- Material provided:
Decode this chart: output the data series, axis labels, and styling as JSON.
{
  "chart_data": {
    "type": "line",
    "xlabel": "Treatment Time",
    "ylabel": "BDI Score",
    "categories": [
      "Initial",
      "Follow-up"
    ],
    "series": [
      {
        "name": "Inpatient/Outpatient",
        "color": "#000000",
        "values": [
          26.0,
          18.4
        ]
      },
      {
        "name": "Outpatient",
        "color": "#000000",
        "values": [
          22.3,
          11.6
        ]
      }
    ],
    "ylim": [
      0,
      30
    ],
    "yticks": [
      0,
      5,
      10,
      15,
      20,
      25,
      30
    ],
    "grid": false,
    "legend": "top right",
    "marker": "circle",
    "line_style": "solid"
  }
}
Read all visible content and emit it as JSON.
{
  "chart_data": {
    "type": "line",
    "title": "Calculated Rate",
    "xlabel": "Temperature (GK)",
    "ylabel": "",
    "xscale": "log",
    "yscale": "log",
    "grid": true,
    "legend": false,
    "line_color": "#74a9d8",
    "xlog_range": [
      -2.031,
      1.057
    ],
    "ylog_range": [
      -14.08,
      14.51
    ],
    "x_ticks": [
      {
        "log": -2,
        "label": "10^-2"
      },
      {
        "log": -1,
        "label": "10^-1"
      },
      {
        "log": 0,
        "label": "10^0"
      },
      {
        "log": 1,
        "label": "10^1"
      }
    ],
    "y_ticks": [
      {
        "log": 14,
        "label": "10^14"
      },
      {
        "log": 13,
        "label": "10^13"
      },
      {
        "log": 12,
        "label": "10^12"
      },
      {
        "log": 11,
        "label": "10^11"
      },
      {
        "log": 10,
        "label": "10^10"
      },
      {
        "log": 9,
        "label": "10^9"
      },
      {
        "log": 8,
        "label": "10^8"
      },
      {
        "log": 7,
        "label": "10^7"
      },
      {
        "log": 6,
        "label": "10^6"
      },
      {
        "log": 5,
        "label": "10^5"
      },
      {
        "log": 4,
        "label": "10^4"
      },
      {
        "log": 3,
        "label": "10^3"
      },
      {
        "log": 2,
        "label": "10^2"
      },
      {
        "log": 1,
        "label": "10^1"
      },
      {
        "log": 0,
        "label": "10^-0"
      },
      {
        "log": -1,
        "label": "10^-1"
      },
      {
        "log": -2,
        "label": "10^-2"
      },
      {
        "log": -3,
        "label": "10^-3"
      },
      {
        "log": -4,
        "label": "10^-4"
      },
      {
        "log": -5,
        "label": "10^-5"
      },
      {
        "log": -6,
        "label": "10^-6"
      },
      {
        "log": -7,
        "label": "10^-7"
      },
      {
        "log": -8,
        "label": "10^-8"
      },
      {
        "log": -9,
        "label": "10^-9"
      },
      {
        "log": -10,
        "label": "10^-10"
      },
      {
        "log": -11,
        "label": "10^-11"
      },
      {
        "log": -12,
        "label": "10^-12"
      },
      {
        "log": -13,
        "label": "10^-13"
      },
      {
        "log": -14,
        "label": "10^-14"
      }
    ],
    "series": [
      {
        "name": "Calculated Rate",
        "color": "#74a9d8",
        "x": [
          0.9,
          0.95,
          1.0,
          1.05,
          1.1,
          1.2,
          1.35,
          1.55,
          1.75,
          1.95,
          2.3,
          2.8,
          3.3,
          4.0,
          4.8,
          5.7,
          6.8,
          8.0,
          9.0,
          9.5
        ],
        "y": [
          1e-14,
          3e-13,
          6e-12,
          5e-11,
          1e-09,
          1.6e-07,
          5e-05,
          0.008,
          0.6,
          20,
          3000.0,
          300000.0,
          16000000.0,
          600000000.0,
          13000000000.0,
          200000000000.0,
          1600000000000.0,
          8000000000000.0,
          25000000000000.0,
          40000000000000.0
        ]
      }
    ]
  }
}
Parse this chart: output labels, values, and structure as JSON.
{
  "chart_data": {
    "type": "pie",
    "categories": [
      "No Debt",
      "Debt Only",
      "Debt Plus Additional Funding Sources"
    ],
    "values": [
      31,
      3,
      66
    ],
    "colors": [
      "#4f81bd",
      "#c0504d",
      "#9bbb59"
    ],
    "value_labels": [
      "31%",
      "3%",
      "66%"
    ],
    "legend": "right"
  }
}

- Job: Spot every line that holds "name" and copy it.

- Solution:
        "name": "Inpatient/Outpatient",
        "name": "Outpatient",
        "name": "Calculated Rate",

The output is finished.